WORKING DATA |
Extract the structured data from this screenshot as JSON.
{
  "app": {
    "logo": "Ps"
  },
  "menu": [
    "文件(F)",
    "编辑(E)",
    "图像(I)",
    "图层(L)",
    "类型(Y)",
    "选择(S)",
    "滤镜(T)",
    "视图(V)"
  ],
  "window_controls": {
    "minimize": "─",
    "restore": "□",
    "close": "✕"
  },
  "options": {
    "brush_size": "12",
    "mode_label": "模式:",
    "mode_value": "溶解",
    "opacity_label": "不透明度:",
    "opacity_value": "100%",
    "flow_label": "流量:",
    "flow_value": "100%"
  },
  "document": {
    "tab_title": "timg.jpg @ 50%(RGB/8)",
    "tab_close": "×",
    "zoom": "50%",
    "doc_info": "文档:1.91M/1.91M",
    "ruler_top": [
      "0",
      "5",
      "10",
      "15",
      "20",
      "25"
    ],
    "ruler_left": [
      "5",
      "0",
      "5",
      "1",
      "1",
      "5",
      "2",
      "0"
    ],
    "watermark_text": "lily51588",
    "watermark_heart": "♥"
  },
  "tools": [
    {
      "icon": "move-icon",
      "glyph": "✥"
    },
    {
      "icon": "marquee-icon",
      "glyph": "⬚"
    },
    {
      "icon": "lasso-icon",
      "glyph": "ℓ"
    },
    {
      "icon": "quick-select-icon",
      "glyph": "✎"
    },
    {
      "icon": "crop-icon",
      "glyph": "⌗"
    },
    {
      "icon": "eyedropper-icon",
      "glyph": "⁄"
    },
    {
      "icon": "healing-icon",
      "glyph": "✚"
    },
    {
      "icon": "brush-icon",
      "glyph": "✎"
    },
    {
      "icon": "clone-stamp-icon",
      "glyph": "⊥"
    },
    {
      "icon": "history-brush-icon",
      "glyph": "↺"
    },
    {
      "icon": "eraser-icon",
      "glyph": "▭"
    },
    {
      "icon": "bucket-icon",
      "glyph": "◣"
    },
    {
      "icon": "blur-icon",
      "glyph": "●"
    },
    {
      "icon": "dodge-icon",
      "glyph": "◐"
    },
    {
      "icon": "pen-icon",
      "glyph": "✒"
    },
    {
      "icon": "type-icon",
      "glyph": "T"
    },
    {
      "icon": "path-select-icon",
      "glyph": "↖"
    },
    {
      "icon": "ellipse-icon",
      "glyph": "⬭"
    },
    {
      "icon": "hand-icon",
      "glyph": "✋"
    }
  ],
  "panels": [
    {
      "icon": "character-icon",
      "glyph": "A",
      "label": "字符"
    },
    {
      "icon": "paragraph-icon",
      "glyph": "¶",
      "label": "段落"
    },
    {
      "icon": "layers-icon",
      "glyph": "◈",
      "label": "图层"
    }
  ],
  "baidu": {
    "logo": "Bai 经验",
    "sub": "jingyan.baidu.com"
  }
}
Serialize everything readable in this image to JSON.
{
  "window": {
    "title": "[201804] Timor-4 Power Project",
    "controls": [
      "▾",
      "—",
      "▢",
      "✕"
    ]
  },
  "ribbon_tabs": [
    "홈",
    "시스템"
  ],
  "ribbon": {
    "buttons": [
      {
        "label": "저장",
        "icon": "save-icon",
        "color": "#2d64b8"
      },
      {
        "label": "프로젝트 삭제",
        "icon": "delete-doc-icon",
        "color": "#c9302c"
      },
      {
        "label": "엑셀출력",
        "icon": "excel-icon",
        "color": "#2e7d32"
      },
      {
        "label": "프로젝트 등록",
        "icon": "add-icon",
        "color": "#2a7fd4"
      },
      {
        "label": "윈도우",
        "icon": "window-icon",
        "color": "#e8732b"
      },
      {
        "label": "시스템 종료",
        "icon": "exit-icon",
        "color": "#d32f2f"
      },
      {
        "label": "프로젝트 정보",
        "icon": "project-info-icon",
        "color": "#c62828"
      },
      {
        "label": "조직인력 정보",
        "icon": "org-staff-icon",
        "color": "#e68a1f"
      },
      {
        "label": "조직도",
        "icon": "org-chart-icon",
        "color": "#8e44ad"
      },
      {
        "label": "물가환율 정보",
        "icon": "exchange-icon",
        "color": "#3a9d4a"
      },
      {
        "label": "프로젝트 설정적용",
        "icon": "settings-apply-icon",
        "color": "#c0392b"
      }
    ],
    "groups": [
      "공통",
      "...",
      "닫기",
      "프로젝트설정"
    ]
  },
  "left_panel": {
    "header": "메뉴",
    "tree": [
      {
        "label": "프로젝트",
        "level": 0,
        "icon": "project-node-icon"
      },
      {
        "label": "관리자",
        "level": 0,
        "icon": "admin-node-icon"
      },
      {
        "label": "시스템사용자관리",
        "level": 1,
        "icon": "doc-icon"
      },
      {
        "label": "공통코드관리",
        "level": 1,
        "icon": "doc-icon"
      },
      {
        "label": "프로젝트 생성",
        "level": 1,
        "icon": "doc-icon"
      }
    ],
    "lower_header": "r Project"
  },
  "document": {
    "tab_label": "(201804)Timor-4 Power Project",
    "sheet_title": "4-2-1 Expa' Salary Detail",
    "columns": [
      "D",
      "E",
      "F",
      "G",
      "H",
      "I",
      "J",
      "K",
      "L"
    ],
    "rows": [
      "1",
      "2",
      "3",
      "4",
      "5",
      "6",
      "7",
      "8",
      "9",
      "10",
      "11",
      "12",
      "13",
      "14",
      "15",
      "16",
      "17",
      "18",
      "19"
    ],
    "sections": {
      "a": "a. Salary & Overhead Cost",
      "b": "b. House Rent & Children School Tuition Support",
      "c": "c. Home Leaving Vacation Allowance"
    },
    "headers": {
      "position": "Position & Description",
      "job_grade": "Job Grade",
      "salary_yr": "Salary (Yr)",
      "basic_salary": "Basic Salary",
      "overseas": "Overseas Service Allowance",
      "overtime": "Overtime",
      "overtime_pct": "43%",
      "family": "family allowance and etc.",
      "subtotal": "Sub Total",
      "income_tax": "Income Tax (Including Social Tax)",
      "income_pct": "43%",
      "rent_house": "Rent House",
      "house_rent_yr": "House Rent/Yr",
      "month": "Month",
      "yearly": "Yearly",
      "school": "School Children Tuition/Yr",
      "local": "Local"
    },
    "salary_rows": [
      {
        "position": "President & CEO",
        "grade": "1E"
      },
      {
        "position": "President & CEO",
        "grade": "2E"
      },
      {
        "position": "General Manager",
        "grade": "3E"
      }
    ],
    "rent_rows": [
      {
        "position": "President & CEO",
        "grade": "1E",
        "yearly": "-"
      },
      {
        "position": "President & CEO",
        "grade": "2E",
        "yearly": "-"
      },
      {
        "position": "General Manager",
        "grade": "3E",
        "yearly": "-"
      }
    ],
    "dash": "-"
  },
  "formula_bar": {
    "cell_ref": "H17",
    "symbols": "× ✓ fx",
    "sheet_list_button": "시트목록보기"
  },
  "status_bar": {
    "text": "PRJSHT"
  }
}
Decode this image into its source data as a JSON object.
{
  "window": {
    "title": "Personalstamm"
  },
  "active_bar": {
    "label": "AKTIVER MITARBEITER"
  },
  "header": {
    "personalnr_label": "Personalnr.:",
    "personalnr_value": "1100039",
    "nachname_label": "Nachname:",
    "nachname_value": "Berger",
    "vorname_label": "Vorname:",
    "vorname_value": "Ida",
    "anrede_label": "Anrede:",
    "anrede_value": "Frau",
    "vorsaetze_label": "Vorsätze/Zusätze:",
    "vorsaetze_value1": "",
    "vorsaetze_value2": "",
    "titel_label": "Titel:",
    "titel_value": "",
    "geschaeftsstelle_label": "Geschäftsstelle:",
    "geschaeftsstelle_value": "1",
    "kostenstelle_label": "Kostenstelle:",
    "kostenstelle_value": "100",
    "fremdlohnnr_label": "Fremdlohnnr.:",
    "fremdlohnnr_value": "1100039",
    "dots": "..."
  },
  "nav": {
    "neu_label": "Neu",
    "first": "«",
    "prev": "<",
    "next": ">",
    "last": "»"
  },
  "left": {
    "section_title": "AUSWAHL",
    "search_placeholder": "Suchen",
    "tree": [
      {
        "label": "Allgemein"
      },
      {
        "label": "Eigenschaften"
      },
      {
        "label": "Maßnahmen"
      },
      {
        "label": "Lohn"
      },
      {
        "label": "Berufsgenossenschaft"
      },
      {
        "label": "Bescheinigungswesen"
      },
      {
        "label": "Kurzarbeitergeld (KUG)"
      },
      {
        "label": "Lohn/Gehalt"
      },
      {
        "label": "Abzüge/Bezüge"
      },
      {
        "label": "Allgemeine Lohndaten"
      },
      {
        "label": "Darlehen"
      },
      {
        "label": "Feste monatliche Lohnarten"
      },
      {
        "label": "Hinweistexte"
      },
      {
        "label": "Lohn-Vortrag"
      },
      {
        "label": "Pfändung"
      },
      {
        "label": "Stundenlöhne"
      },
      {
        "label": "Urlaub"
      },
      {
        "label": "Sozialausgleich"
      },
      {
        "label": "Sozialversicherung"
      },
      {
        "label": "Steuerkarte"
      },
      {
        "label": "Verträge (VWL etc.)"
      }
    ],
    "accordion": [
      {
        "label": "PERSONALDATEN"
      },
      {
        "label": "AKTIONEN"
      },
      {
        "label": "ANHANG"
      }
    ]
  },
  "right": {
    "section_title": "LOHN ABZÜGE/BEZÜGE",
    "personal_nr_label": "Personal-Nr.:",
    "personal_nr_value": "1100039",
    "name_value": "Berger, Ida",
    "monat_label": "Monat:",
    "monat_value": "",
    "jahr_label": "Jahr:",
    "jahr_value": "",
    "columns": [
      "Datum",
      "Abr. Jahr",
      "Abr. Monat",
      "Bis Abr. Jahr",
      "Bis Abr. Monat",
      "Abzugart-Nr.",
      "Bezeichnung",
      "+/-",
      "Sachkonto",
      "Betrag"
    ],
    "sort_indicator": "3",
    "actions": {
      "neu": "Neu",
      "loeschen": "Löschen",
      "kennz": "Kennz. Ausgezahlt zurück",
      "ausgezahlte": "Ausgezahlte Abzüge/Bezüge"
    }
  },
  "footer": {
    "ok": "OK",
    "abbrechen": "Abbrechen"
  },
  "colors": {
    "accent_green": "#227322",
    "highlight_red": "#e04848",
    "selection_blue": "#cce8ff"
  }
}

EXERCISE INSTRUCTIONS | A line counts if it holds the word "Timor". How many lines of the entries count? Give the number only.

THE OUTPUT | 2